In the entries below, identify every line with the string "text" and copy it.

+--

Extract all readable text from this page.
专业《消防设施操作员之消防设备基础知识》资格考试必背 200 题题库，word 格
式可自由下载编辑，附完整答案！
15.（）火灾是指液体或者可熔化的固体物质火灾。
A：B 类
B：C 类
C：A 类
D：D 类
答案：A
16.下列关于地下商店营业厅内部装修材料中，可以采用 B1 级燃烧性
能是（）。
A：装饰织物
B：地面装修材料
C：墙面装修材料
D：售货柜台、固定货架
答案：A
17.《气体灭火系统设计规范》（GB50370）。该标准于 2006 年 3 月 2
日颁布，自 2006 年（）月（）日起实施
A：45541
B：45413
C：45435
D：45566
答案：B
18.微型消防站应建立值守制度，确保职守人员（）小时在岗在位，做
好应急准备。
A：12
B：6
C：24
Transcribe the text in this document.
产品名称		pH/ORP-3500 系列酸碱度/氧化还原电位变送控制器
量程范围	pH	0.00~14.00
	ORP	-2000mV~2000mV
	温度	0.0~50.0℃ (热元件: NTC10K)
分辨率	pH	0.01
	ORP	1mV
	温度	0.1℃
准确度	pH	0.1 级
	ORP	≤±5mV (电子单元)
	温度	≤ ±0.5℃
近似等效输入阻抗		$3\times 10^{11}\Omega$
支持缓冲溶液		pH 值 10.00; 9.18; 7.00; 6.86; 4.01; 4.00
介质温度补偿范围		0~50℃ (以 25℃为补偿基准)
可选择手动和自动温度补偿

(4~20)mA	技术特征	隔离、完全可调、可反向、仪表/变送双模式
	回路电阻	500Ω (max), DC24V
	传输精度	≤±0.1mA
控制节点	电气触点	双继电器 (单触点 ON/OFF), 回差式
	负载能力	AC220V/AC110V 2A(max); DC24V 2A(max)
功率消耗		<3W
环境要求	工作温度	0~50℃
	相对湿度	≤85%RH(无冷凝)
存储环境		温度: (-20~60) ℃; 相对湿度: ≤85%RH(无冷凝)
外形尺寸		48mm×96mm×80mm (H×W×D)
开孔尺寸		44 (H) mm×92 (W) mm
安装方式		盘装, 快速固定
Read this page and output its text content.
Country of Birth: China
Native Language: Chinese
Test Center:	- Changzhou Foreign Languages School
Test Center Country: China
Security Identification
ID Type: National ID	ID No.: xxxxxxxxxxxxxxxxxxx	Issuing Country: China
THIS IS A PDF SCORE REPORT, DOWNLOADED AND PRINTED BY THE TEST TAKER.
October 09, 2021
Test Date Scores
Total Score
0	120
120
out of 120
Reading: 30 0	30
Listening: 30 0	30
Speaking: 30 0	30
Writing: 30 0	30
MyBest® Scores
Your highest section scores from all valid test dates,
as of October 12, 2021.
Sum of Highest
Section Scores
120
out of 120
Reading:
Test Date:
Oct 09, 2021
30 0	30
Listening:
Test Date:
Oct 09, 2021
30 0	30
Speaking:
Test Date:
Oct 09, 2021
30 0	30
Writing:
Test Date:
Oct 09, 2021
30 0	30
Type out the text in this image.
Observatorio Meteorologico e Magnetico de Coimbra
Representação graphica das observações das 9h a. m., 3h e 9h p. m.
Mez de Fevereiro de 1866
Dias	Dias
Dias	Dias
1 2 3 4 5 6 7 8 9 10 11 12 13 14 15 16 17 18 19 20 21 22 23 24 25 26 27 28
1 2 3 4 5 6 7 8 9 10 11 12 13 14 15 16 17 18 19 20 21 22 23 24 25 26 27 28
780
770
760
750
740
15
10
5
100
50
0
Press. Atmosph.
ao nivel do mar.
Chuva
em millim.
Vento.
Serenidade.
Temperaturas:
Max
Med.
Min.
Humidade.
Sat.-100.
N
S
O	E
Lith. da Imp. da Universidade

+--

Output of the task:
Extract all readable text from this page.
Transcribe the text in this document.
Read this page and output its text content.
Type out the text in this image.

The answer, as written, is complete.